• [DO THIS] Give the listing again character for character, but drop the images.

** START OF SOURCE RECORDS **

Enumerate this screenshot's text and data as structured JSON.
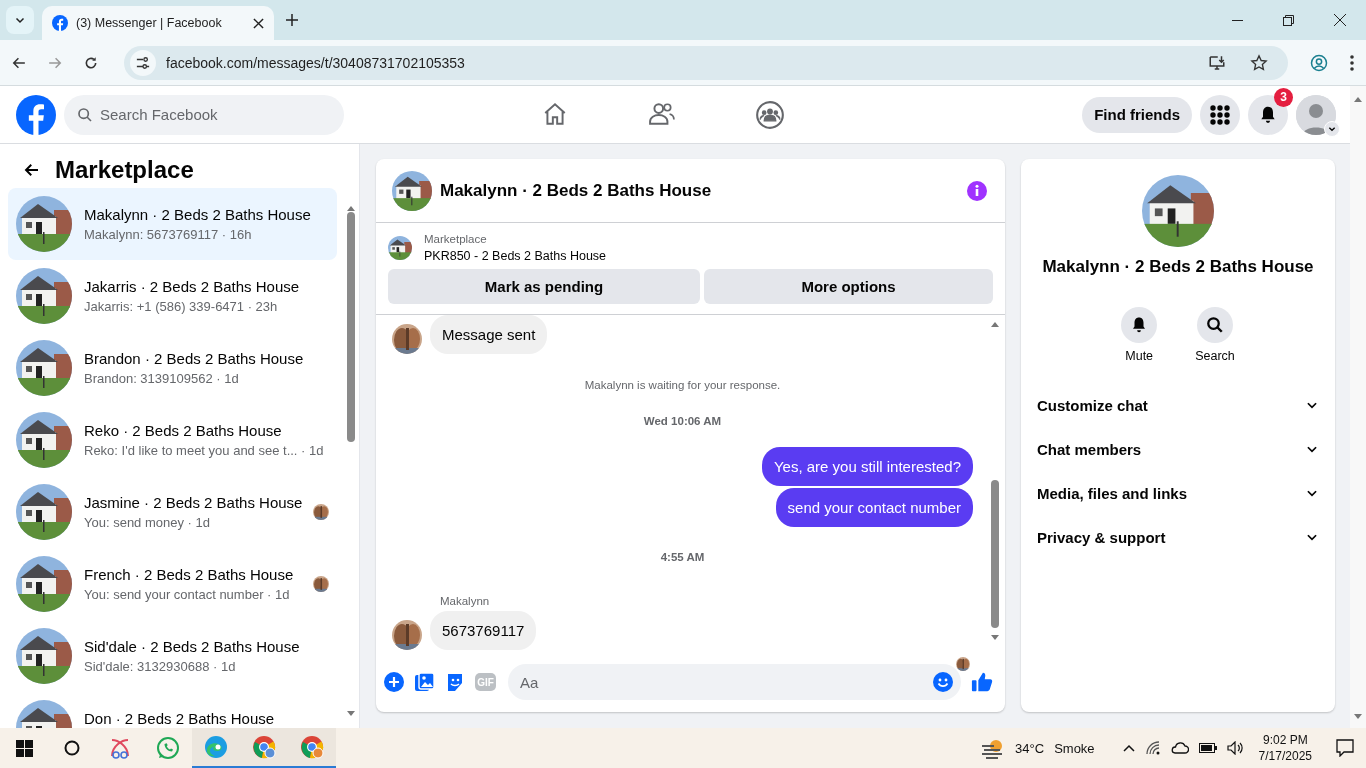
{
  "browser": {
    "tabs": [
      {
        "title": "(3) Messenger | Facebook",
        "selected": true
      }
    ],
    "url": "facebook.com/messages/t/30408731702105353"
  },
  "topbar": {
    "search": {
      "placeholder": "Search Facebook"
    },
    "find_friends": "Find friends",
    "notification_count": "3"
  },
  "sidebar": {
    "title": "Marketplace",
    "conversations": [
      {
        "title": "Makalynn · 2 Beds 2 Baths House",
        "preview": "Makalynn: 5673769117 · 16h",
        "selected": true,
        "seen": false
      },
      {
        "title": "Jakarris · 2 Beds 2 Baths House",
        "preview": "Jakarris: +1 (586) 339-6471 · 23h",
        "selected": false,
        "seen": false
      },
      {
        "title": "Brandon · 2 Beds 2 Baths House",
        "preview": "Brandon: 3139109562 · 1d",
        "selected": false,
        "seen": false
      },
      {
        "title": "Reko · 2 Beds 2 Baths House",
        "preview": "Reko: I'd like to meet you and see t... · 1d",
        "selected": false,
        "seen": false
      },
      {
        "title": "Jasmine · 2 Beds 2 Baths House",
        "preview": "You: send money · 1d",
        "selected": false,
        "seen": true
      },
      {
        "title": "French · 2 Beds 2 Baths House",
        "preview": "You: send your contact number · 1d",
        "selected": false,
        "seen": true
      },
      {
        "title": "Sid'dale · 2 Beds 2 Baths House",
        "preview": "Sid'dale: 3132930688 · 1d",
        "selected": false,
        "seen": false
      },
      {
        "title": "Don · 2 Beds 2 Baths House",
        "selected": false,
        "seen": false
      }
    ]
  },
  "chat": {
    "title": "Makalynn · 2 Beds 2 Baths House",
    "listing": {
      "label": "Marketplace",
      "name": "PKR850 - 2 Beds 2 Baths House"
    },
    "actions": [
      "Mark as pending",
      "More options"
    ],
    "messages": [
      {
        "kind": "incoming",
        "text": "Message sent"
      },
      {
        "kind": "notice",
        "text": "Makalynn is waiting for your response."
      },
      {
        "kind": "timestamp",
        "text": "Wed 10:06 AM"
      },
      {
        "kind": "outgoing",
        "text": "Yes, are you still interested?"
      },
      {
        "kind": "outgoing",
        "text": "send your contact number"
      },
      {
        "kind": "timestamp",
        "text": "4:55 AM"
      },
      {
        "kind": "sender",
        "text": "Makalynn"
      },
      {
        "kind": "incoming",
        "text": "5673769117"
      }
    ],
    "seen": true,
    "gif_label": "GIF",
    "composer": {
      "placeholder": "Aa"
    }
  },
  "details": {
    "title": "Makalynn · 2 Beds 2 Baths House",
    "actions": [
      {
        "kind": "mute",
        "label": "Mute"
      },
      {
        "kind": "search",
        "label": "Search"
      }
    ],
    "sections": [
      {
        "label": "Customize chat",
        "expanded": false
      },
      {
        "label": "Chat members",
        "expanded": false
      },
      {
        "label": "Media, files and links",
        "expanded": false
      },
      {
        "label": "Privacy & support",
        "expanded": false
      }
    ]
  },
  "taskbar": {
    "weather": {
      "temperature": "34°C",
      "condition": "Smoke"
    },
    "time": "9:02 PM",
    "date": "7/17/2025"
  }
}
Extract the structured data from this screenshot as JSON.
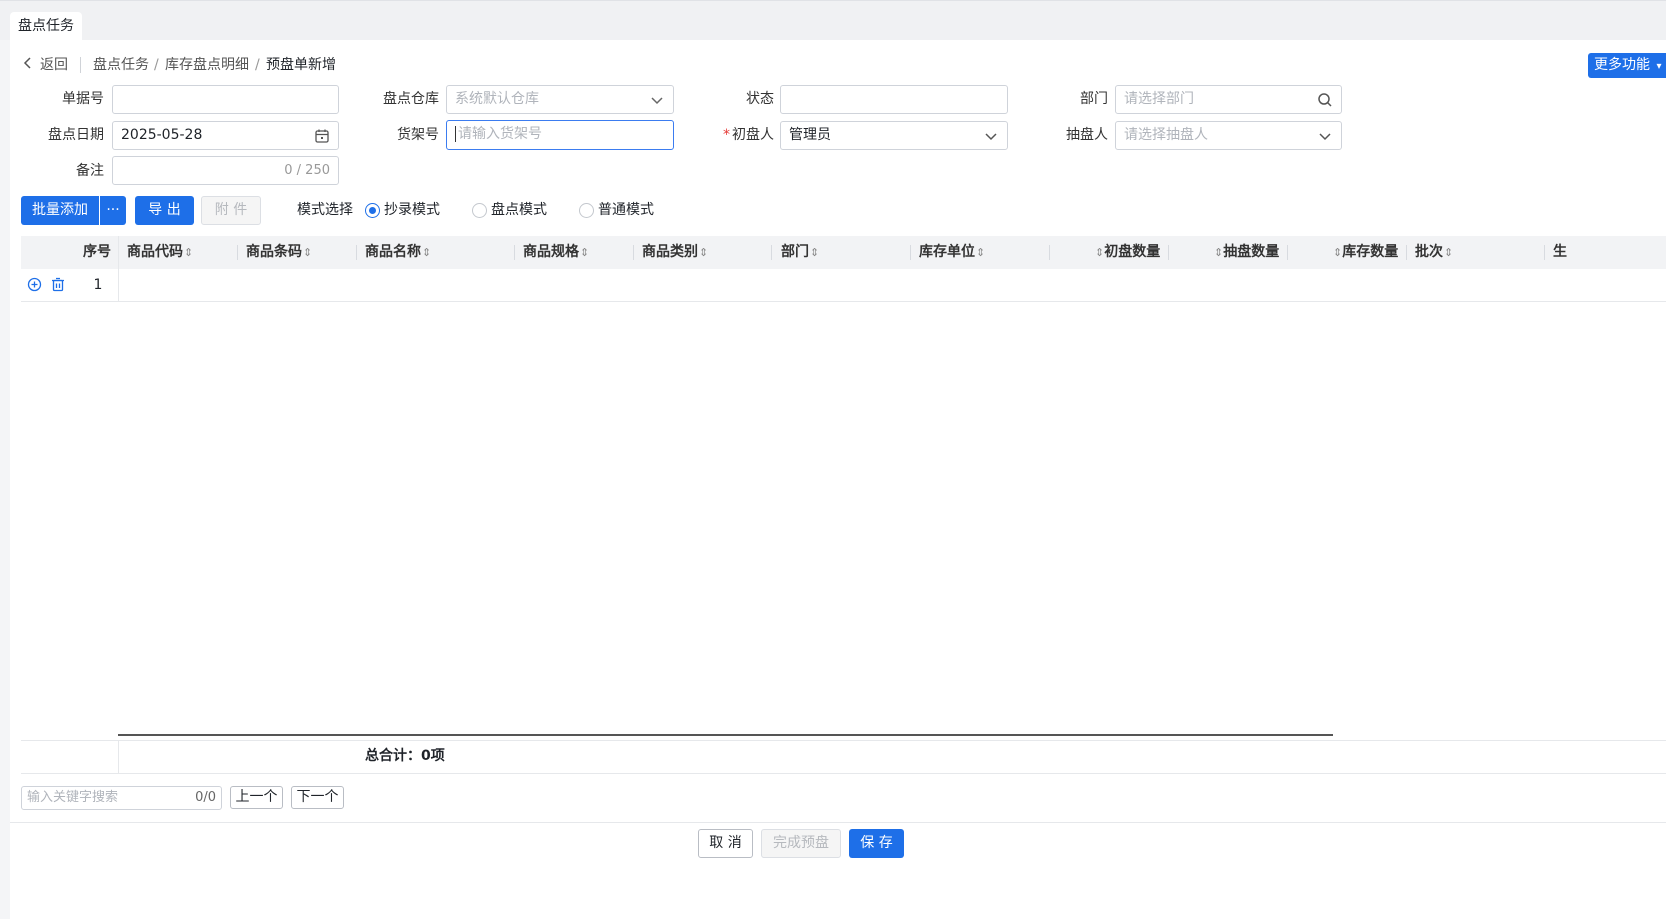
{
  "tab": {
    "label": "盘点任务"
  },
  "nav": {
    "back": "返回",
    "breadcrumb": [
      "盘点任务",
      "库存盘点明细",
      "预盘单新增"
    ],
    "separator": "/"
  },
  "header": {
    "more_button": "更多功能"
  },
  "form": {
    "doc_no": {
      "label": "单据号",
      "value": ""
    },
    "warehouse": {
      "label": "盘点仓库",
      "placeholder": "系统默认仓库"
    },
    "status": {
      "label": "状态",
      "value": ""
    },
    "department": {
      "label": "部门",
      "placeholder": "请选择部门"
    },
    "date": {
      "label": "盘点日期",
      "value": "2025-05-28"
    },
    "shelf": {
      "label": "货架号",
      "placeholder": "请输入货架号"
    },
    "first_counter": {
      "required_mark": "*",
      "label": "初盘人",
      "value": "管理员"
    },
    "spot_checker": {
      "label": "抽盘人",
      "placeholder": "请选择抽盘人"
    },
    "remark": {
      "label": "备注",
      "counter": "0 / 250"
    }
  },
  "toolbar": {
    "batch_add": "批量添加",
    "batch_more": "···",
    "export": "导 出",
    "attachment": "附 件",
    "mode_label": "模式选择",
    "modes": [
      "抄录模式",
      "盘点模式",
      "普通模式"
    ],
    "selected_mode": 0
  },
  "table": {
    "columns": [
      "序号",
      "商品代码",
      "商品条码",
      "商品名称",
      "商品规格",
      "商品类别",
      "部门",
      "库存单位",
      "初盘数量",
      "抽盘数量",
      "库存数量",
      "批次",
      "生"
    ],
    "rows": [
      {
        "index": "1"
      }
    ],
    "total_label": "总合计：0项"
  },
  "search": {
    "placeholder": "输入关键字搜索",
    "count": "0/0",
    "prev": "上一个",
    "next": "下一个"
  },
  "footer": {
    "cancel": "取 消",
    "finish": "完成预盘",
    "save": "保 存"
  },
  "colors": {
    "primary": "#1e6fe8",
    "required": "#e53935"
  }
}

** END OF SOURCE RECORDS **

• [ANSWER TO THIS TASK]
Enumerate this screenshot's text and data as structured JSON.
{
  "browser": {
    "tabs": [
      {
        "title": "(3) Messenger | Facebook",
        "selected": true
      }
    ],
    "url": "facebook.com/messages/t/30408731702105353"
  },
  "topbar": {
    "search": {
      "placeholder": "Search Facebook"
    },
    "find_friends": "Find friends",
    "notification_count": "3"
  },
  "sidebar": {
    "title": "Marketplace",
    "conversations": [
      {
        "title": "Makalynn · 2 Beds 2 Baths House",
        "preview": "Makalynn: 5673769117 · 16h",
        "selected": true,
        "seen": false
      },
      {
        "title": "Jakarris · 2 Beds 2 Baths House",
        "preview": "Jakarris: +1 (586) 339-6471 · 23h",
        "selected": false,
        "seen": false
      },
      {
        "title": "Brandon · 2 Beds 2 Baths House",
        "preview": "Brandon: 3139109562 · 1d",
        "selected": false,
        "seen": false
      },
      {
        "title": "Reko · 2 Beds 2 Baths House",
        "preview": "Reko: I'd like to meet you and see t... · 1d",
        "selected": false,
        "seen": false
      },
      {
        "title": "Jasmine · 2 Beds 2 Baths House",
        "preview": "You: send money · 1d",
        "selected": false,
        "seen": true
      },
      {
        "title": "French · 2 Beds 2 Baths House",
        "preview": "You: send your contact number · 1d",
        "selected": false,
        "seen": true
      },
      {
        "title": "Sid'dale · 2 Beds 2 Baths House",
        "preview": "Sid'dale: 3132930688 · 1d",
        "selected": false,
        "seen": false
      },
      {
        "title": "Don · 2 Beds 2 Baths House",
        "selected": false,
        "seen": false
      }
    ]
  },
  "chat": {
    "title": "Makalynn · 2 Beds 2 Baths House",
    "listing": {
      "label": "Marketplace",
      "name": "PKR850 - 2 Beds 2 Baths House"
    },
    "actions": [
      "Mark as pending",
      "More options"
    ],
    "messages": [
      {
        "kind": "incoming",
        "text": "Message sent"
      },
      {
        "kind": "notice",
        "text": "Makalynn is waiting for your response."
      },
      {
        "kind": "timestamp",
        "text": "Wed 10:06 AM"
      },
      {
        "kind": "outgoing",
        "text": "Yes, are you still interested?"
      },
      {
        "kind": "outgoing",
        "text": "send your contact number"
      },
      {
        "kind": "timestamp",
        "text": "4:55 AM"
      },
      {
        "kind": "sender",
        "text": "Makalynn"
      },
      {
        "kind": "incoming",
        "text": "5673769117"
      }
    ],
    "seen": true,
    "gif_label": "GIF",
    "composer": {
      "placeholder": "Aa"
    }
  },
  "details": {
    "title": "Makalynn · 2 Beds 2 Baths House",
    "actions": [
      {
        "kind": "mute",
        "label": "Mute"
      },
      {
        "kind": "search",
        "label": "Search"
      }
    ],
    "sections": [
      {
        "label": "Customize chat",
        "expanded": false
      },
      {
        "label": "Chat members",
        "expanded": false
      },
      {
        "label": "Media, files and links",
        "expanded": false
      },
      {
        "label": "Privacy & support",
        "expanded": false
      }
    ]
  },
  "taskbar": {
    "weather": {
      "temperature": "34°C",
      "condition": "Smoke"
    },
    "time": "9:02 PM",
    "date": "7/17/2025"
  }
}
Extract the structured data from this screenshot as JSON.
{
  "tab": {
    "label": "盘点任务"
  },
  "nav": {
    "back": "返回",
    "breadcrumb": [
      "盘点任务",
      "库存盘点明细",
      "预盘单新增"
    ],
    "separator": "/"
  },
  "header": {
    "more_button": "更多功能"
  },
  "form": {
    "doc_no": {
      "label": "单据号",
      "value": ""
    },
    "warehouse": {
      "label": "盘点仓库",
      "placeholder": "系统默认仓库"
    },
    "status": {
      "label": "状态",
      "value": ""
    },
    "department": {
      "label": "部门",
      "placeholder": "请选择部门"
    },
    "date": {
      "label": "盘点日期",
      "value": "2025-05-28"
    },
    "shelf": {
      "label": "货架号",
      "placeholder": "请输入货架号"
    },
    "first_counter": {
      "required_mark": "*",
      "label": "初盘人",
      "value": "管理员"
    },
    "spot_checker": {
      "label": "抽盘人",
      "placeholder": "请选择抽盘人"
    },
    "remark": {
      "label": "备注",
      "counter": "0 / 250"
    }
  },
  "toolbar": {
    "batch_add": "批量添加",
    "batch_more": "···",
    "export": "导 出",
    "attachment": "附 件",
    "mode_label": "模式选择",
    "modes": [
      "抄录模式",
      "盘点模式",
      "普通模式"
    ],
    "selected_mode": 0
  },
  "table": {
    "columns": [
      "序号",
      "商品代码",
      "商品条码",
      "商品名称",
      "商品规格",
      "商品类别",
      "部门",
      "库存单位",
      "初盘数量",
      "抽盘数量",
      "库存数量",
      "批次",
      "生"
    ],
    "rows": [
      {
        "index": "1"
      }
    ],
    "total_label": "总合计：0项"
  },
  "search": {
    "placeholder": "输入关键字搜索",
    "count": "0/0",
    "prev": "上一个",
    "next": "下一个"
  },
  "footer": {
    "cancel": "取 消",
    "finish": "完成预盘",
    "save": "保 存"
  },
  "colors": {
    "primary": "#1e6fe8",
    "required": "#e53935"
  }
}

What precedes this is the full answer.